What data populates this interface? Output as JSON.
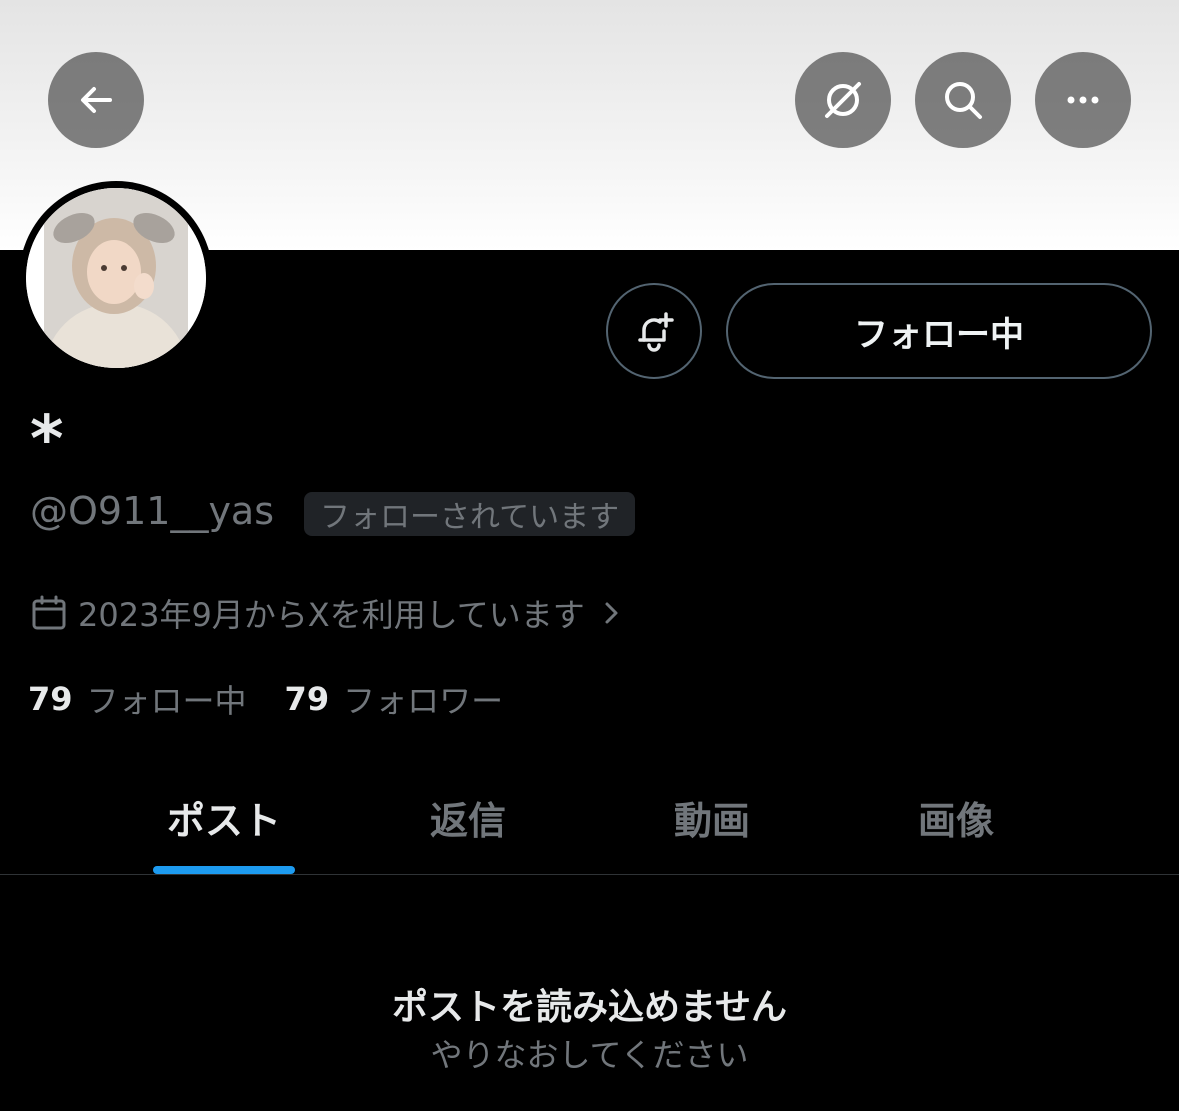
{
  "header": {
    "back_icon": "arrow-left-icon",
    "grok_icon": "grok-icon",
    "search_icon": "search-icon",
    "more_icon": "more-icon"
  },
  "profile": {
    "display_name": "*",
    "handle": "@O911__yas",
    "follows_you_badge": "フォローされています",
    "joined_text": "2023年9月からXを利用しています",
    "notify_icon": "bell-plus-icon",
    "follow_button_label": "フォロー中"
  },
  "stats": {
    "following_count": "79",
    "following_label": "フォロー中",
    "followers_count": "79",
    "followers_label": "フォロワー"
  },
  "tabs": [
    {
      "label": "ポスト",
      "active": true
    },
    {
      "label": "返信",
      "active": false
    },
    {
      "label": "動画",
      "active": false
    },
    {
      "label": "画像",
      "active": false
    }
  ],
  "empty_state": {
    "title": "ポストを読み込めません",
    "subtitle": "やりなおしてください"
  },
  "colors": {
    "accent": "#1d9bf0",
    "background": "#000000",
    "secondary_text": "#71767b"
  }
}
————————
• **Task details**: Keep the pictures out of your copy, and repeat every entry above exactly.

• **Correct output**:
What data populates this interface? Output as JSON.
{
  "header": {
    "back_icon": "arrow-left-icon",
    "grok_icon": "grok-icon",
    "search_icon": "search-icon",
    "more_icon": "more-icon"
  },
  "profile": {
    "display_name": "*",
    "handle": "@O911__yas",
    "follows_you_badge": "フォローされています",
    "joined_text": "2023年9月からXを利用しています",
    "notify_icon": "bell-plus-icon",
    "follow_button_label": "フォロー中"
  },
  "stats": {
    "following_count": "79",
    "following_label": "フォロー中",
    "followers_count": "79",
    "followers_label": "フォロワー"
  },
  "tabs": [
    {
      "label": "ポスト",
      "active": true
    },
    {
      "label": "返信",
      "active": false
    },
    {
      "label": "動画",
      "active": false
    },
    {
      "label": "画像",
      "active": false
    }
  ],
  "empty_state": {
    "title": "ポストを読み込めません",
    "subtitle": "やりなおしてください"
  },
  "colors": {
    "accent": "#1d9bf0",
    "background": "#000000",
    "secondary_text": "#71767b"
  }
}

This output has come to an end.